Extrait de page:
================================

Tant que durent les négociations, soit jusqu'à la fin d'août, on ne trouve dans les numéros clandestins du journal aucune attaque explicite contre l'occupant. En échange, note Peschanski, Abetz libère plus de 300 communistes emprisonnés depuis l'automne 1939[29]. Le terme de « fraternisation » apparaît dans les numéros 59 et 61 de l'Humanité clandestine qui sortent respectivement le 4 et le 13 juillet[30] :
« Les conversations amicales se multiplient entre travailleurs parisiens et soldats allemands : Nous en sommes heureux. Apprenons à nous connaître, et quand on dit aux soldats allemands que les députés communistes ont été jetés en prison et qu'en 1923, les communistes se dressèrent contre l'occupation de la Ruhr, on travaille pour la fraternité franco-allemande. »
Simultanément avec les démarches confidentielles pour la reparution de l'Humanité, la direction du Parti mène une politique de légalisation. Après neuf mois de clandestinité, il s'agit de profiter du vide politique pour réoccuper le terrain. Les élus locaux et les responsables syndicaux sont invités à sortir de leurs tanières pour reprendre le chemin de leurs permanences, à réoccuper les municipalités perdues, à effectuer des prises de parole. Cette ligne, suivie approximativement de juin à septembre, s'avère un désastre complet[31],[32].
Les négociations avec les Allemands pour la reparution de l'Humanité suscitent très vite de vifs débats chez les communistes disséminés aux quatre coins de la France. Ainsi, lorsque les communications sont rétablies, tant bien que mal, entre Paris et la Haute-Vienne, l'équipe autour de Frachon, qui avait eu vent des pourparlers, fut quelque peu traumatisée. Par exemple, selon Mounette Dutilleul, la question fut débattue en Haute-Vienne au sein de l'équipe Frachon[33] :
« C'est effectivement à quatre, Frachon, Michaut, Cadras, Dallidet, que se tient la réunion organisée dans les bois de Saint-Priest-Taurion. Marie et moi faisions "le pet". C'était là tout le service d'ordre dont nous pouvions disposer alors ! Ce que j'ai su, de cette réunion des quatre, c'est que Michaut et Cadras ne comprenaient, ni n'admettaient la demande officielle aux autorités d'occupation de la parution de l'Humanité. Frachon, moins tranchant dans son expression, pensait absolument nécessaire d'aller voir de plus près. Il fut décidé qu'il remonterait à Paris... »
Finalement, l'opération engagée avec le plein accord de l'IC fut désavouée par l'IC. Une directive datée du 5 août clarifie la ligne du Parti vis-à-vis des occupants :
« Selon informations arrivées par diverses voies au sujet situation en France, il est évident que le Parti est menacé de graves dangers de la part des manœuvres de l'occupant… Par conséquent, nous vous proposons la règle de conduite suivante :
1. Le Parti doit catégoriquement repousser et condamner comme trahison toute manifestation de solidarité avec les occupants.

================================

Lignes de données:

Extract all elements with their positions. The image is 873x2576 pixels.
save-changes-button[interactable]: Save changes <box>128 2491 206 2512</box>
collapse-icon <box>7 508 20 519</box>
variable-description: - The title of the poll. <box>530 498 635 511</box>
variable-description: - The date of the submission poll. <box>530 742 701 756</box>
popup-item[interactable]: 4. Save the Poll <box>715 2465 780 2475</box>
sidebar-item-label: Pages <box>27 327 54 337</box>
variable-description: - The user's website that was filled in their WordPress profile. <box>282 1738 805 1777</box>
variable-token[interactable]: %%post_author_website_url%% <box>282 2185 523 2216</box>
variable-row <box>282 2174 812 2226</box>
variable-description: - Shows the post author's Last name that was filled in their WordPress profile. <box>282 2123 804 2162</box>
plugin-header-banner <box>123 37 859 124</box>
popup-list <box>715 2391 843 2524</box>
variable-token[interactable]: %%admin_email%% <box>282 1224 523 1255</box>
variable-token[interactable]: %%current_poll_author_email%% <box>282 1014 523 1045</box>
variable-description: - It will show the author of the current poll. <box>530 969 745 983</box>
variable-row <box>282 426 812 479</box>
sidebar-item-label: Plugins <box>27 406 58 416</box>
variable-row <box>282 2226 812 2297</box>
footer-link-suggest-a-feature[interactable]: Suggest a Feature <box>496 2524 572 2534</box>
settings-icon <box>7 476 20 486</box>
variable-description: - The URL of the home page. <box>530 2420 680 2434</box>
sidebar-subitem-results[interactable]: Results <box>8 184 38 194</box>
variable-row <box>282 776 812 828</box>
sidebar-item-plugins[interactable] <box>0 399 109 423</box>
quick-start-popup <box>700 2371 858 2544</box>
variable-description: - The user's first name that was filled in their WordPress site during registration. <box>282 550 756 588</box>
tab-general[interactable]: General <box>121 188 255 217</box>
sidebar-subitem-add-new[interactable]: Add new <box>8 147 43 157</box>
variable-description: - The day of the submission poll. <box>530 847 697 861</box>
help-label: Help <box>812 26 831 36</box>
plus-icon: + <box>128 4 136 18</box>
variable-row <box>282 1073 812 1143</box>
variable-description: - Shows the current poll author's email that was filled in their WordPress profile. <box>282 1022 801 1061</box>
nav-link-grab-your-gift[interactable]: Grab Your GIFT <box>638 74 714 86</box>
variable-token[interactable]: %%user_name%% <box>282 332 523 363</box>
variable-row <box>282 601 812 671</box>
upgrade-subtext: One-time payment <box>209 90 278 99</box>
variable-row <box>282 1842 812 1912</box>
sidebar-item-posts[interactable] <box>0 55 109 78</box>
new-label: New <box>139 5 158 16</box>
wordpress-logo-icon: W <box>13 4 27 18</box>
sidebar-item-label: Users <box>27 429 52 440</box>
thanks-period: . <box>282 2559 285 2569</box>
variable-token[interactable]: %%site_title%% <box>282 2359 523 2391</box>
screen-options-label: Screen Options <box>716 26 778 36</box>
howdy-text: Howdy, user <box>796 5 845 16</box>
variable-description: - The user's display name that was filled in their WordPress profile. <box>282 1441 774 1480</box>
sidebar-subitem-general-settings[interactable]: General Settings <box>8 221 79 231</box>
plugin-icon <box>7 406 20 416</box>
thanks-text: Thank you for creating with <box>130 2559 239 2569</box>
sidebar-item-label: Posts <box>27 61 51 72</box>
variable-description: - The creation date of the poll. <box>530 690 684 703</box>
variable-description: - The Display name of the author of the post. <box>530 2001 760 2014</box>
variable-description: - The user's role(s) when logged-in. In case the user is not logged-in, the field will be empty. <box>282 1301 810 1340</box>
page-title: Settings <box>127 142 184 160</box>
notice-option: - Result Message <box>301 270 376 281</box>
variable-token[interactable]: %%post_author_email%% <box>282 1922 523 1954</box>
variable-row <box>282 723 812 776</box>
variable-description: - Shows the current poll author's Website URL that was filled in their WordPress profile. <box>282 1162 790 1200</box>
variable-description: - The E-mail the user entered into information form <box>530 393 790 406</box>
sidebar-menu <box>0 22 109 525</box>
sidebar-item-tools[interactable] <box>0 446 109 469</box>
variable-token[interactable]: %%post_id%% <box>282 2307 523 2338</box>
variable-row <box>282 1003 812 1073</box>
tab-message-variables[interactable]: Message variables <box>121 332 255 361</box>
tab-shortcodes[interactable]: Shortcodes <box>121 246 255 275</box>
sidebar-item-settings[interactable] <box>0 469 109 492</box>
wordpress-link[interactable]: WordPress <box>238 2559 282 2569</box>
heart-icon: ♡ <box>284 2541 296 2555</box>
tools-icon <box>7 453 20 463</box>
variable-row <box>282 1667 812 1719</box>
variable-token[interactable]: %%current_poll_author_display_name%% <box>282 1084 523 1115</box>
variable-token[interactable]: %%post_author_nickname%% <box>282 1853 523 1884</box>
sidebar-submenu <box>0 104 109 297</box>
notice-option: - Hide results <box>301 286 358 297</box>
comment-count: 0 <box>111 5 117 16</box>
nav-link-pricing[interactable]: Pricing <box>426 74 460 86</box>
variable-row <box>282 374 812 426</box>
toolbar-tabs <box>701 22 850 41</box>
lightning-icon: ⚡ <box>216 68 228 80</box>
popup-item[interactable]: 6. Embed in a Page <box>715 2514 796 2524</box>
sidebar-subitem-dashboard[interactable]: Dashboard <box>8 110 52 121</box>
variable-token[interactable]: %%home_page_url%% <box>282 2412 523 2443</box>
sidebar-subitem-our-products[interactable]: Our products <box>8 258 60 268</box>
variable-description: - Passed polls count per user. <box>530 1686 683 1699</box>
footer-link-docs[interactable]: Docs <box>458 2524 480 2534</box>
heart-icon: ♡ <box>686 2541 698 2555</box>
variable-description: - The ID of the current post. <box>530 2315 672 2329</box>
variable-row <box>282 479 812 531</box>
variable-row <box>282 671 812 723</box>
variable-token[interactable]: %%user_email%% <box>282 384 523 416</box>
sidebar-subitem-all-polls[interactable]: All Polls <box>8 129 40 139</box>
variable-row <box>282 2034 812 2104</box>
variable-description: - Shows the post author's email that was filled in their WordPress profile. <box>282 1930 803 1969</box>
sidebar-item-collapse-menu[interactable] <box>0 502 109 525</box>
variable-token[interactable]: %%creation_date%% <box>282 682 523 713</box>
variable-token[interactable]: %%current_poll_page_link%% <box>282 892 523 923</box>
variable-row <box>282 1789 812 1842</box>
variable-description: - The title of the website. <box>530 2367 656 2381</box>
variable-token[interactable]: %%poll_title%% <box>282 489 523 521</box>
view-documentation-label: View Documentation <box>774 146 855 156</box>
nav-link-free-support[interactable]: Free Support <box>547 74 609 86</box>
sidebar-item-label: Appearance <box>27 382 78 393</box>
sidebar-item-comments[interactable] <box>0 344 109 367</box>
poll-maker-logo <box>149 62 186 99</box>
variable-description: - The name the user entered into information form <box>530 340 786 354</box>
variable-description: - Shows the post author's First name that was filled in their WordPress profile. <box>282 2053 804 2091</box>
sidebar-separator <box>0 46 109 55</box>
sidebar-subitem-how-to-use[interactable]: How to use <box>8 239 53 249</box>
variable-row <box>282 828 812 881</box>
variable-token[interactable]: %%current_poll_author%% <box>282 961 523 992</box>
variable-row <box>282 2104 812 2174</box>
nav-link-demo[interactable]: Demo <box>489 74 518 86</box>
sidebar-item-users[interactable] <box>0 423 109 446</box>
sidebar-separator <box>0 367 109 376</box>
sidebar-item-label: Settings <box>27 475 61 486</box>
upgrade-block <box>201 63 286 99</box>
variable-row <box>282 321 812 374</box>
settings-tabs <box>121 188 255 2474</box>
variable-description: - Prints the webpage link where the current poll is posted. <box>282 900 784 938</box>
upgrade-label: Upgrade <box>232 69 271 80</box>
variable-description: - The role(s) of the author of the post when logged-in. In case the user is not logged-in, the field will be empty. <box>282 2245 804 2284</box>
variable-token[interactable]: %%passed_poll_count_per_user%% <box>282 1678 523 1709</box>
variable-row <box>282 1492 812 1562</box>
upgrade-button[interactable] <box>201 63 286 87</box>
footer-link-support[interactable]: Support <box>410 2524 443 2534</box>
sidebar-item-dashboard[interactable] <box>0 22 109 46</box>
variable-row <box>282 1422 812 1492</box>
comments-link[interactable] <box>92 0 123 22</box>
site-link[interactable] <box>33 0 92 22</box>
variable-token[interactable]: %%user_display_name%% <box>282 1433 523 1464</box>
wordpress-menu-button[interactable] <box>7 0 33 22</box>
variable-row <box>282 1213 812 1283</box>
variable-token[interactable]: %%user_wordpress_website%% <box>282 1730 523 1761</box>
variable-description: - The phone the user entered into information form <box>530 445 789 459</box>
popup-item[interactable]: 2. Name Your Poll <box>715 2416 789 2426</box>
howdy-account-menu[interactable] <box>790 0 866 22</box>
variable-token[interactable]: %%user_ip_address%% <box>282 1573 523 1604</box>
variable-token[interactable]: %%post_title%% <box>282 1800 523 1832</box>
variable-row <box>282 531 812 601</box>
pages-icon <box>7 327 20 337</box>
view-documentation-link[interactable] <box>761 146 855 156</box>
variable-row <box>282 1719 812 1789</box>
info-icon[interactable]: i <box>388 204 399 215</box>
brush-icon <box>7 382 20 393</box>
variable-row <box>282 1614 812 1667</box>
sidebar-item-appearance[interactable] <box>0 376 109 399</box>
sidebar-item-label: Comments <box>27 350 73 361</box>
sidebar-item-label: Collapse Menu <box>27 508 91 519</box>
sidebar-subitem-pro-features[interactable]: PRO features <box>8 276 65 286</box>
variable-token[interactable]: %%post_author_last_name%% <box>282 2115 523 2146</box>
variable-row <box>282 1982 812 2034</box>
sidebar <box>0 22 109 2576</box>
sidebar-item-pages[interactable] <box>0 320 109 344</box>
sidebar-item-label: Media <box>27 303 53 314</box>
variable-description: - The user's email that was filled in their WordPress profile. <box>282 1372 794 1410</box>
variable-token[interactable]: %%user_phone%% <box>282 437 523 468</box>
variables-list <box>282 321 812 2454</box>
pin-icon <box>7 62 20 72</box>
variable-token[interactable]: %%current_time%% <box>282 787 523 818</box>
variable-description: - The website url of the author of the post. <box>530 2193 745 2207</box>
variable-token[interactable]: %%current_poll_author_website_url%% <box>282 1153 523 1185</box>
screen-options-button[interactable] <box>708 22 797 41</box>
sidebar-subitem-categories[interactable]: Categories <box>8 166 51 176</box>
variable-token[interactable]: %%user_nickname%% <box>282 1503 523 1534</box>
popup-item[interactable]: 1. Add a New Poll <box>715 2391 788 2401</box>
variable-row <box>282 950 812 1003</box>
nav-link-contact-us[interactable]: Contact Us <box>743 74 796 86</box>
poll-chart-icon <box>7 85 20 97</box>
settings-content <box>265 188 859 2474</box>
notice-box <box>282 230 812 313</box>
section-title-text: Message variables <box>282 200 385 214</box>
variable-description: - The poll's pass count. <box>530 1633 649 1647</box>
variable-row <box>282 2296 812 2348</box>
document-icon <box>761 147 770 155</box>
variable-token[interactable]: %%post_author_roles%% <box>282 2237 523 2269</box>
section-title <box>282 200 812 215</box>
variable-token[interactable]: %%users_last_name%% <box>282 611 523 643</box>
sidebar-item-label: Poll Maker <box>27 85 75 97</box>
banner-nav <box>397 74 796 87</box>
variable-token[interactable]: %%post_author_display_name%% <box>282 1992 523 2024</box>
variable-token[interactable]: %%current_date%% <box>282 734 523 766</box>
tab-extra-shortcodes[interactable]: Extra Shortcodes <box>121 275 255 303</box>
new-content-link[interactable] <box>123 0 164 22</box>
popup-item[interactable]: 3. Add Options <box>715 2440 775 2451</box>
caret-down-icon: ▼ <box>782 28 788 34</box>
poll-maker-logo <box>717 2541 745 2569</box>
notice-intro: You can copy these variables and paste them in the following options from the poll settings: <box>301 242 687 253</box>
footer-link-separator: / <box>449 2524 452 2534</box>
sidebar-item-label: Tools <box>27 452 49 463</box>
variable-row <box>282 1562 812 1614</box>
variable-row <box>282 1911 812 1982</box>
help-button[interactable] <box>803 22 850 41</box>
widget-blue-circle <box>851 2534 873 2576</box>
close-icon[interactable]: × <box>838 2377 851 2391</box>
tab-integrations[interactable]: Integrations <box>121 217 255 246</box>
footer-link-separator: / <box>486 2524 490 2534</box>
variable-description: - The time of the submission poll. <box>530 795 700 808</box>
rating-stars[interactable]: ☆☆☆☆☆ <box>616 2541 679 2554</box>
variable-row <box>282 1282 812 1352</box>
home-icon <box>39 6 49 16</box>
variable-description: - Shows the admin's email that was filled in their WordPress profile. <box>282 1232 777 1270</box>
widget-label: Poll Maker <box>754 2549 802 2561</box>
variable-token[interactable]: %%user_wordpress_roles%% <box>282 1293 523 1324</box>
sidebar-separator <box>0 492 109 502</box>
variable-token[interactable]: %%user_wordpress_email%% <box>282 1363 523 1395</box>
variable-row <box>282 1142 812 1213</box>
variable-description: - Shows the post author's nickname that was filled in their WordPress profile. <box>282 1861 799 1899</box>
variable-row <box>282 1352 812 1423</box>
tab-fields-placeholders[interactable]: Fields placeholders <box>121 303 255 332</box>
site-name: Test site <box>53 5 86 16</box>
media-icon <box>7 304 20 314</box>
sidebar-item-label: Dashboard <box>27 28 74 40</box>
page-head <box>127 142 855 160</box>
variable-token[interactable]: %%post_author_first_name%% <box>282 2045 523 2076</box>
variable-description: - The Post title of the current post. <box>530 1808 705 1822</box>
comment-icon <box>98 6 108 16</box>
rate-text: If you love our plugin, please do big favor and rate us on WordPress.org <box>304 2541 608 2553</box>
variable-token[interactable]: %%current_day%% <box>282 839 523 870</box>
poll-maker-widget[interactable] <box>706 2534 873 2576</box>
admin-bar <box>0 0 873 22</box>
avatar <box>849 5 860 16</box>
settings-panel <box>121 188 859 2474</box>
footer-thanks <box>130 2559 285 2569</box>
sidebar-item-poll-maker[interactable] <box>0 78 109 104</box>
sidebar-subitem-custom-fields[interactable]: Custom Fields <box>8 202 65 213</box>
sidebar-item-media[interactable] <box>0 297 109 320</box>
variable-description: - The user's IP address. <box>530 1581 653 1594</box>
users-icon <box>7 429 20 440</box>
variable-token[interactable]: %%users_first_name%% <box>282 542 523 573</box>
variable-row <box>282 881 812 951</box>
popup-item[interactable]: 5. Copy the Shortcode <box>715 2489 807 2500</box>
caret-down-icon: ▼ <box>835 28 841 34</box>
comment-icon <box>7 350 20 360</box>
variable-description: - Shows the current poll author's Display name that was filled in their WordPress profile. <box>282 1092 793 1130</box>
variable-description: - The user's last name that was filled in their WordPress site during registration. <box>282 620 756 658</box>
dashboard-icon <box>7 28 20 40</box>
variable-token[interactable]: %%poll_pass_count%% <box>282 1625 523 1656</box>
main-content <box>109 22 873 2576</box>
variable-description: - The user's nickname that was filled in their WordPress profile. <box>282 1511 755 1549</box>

================================

Consignes:
1 – Recopiez à l'identique les entrées, depuis la première jusqu'à la ligne contenant « variable-row <box>282 1073 812 1143</box> », celle-ci incluse.
2 – Prolongez le texte sur la reparution de l'Humanité et la ligne du Parti face à l'occupant, à partir de l'endroit où il s'interrompt.

Corrigé des exercices:
1 –
Extract all elements with their positions. The image is 873x2576 pixels.
save-changes-button[interactable]: Save changes <box>128 2491 206 2512</box>
collapse-icon <box>7 508 20 519</box>
variable-description: - The title of the poll. <box>530 498 635 511</box>
variable-description: - The date of the submission poll. <box>530 742 701 756</box>
popup-item[interactable]: 4. Save the Poll <box>715 2465 780 2475</box>
sidebar-item-label: Pages <box>27 327 54 337</box>
variable-description: - The user's website that was filled in their WordPress profile. <box>282 1738 805 1777</box>
variable-token[interactable]: %%post_author_website_url%% <box>282 2185 523 2216</box>
variable-row <box>282 2174 812 2226</box>
variable-description: - Shows the post author's Last name that was filled in their WordPress profile. <box>282 2123 804 2162</box>
plugin-header-banner <box>123 37 859 124</box>
popup-list <box>715 2391 843 2524</box>
variable-token[interactable]: %%admin_email%% <box>282 1224 523 1255</box>
variable-token[interactable]: %%current_poll_author_email%% <box>282 1014 523 1045</box>
variable-description: - It will show the author of the current poll. <box>530 969 745 983</box>
variable-row <box>282 426 812 479</box>
sidebar-item-label: Plugins <box>27 406 58 416</box>
variable-row <box>282 2226 812 2297</box>
footer-link-suggest-a-feature[interactable]: Suggest a Feature <box>496 2524 572 2534</box>
settings-icon <box>7 476 20 486</box>
variable-description: - The URL of the home page. <box>530 2420 680 2434</box>
sidebar-subitem-results[interactable]: Results <box>8 184 38 194</box>
variable-row <box>282 776 812 828</box>
sidebar-item-plugins[interactable] <box>0 399 109 423</box>
quick-start-popup <box>700 2371 858 2544</box>
variable-description: - The user's first name that was filled in their WordPress site during registration. <box>282 550 756 588</box>
tab-general[interactable]: General <box>121 188 255 217</box>
sidebar-subitem-add-new[interactable]: Add new <box>8 147 43 157</box>
variable-description: - The day of the submission poll. <box>530 847 697 861</box>
help-label: Help <box>812 26 831 36</box>
plus-icon: + <box>128 4 136 18</box>
variable-row <box>282 1073 812 1143</box>

2 –
2. Limiter tous rapports avec les autorités occupation strictement aux questions purement formelles et de caractère administratif.
3. Poursuivre les efforts pour obtenir la légalisation de la presse ouvrière et utiliser les moindres possibilités légales pour l'activité politique et la propagande.
4. Avisons la direction du Parti que Jacques est personnellement chargé de la responsabilité pour la réalisation inconditionnelle des indications présentes et invitons tous les membres de la direction avec maximum de fermeté, de responsabilité et discipline de fer et en exiger autant de tous les membres du parti. »
La conséquence du point 8 de la directive du 5 août sera la mise à l'écart de Tréand, partielle d'abord, puis totale et définitive à partir de la fin 1940. Ses attributions vont glisser progressivement sur Dallidet et Cadras.
Duclos est le principal rédacteur du tract connu sous le nom d'appel du 10 juillet 1940. À côté d'analyses tout à fait orthodoxes où sont mis en cause, en des termes virulents, tous les dirigeants de la Troisième République et les « ploutocrates » de Vichy, à côté des inévitables références à l'URSS, surgissent des évocations nationalistes qui appellent au redressement d'un peuple meurtri et humilié par une occupation ennemie :
« …La France encore toute sanglante veut vivre libre et indépendante… Jamais un peuple comme le nôtre ne sera un peuple d'esclaves et si, malgré la terreur, ce peuple a su, sous les formes les plus diverses, montrer sa réprobation de voir la France enchaînée au char de l'impérialisme britannique, il saura signifier aussi à la bande actuellement au pouvoir SA VOLONTÉ D'ÊTRE LIBRE. »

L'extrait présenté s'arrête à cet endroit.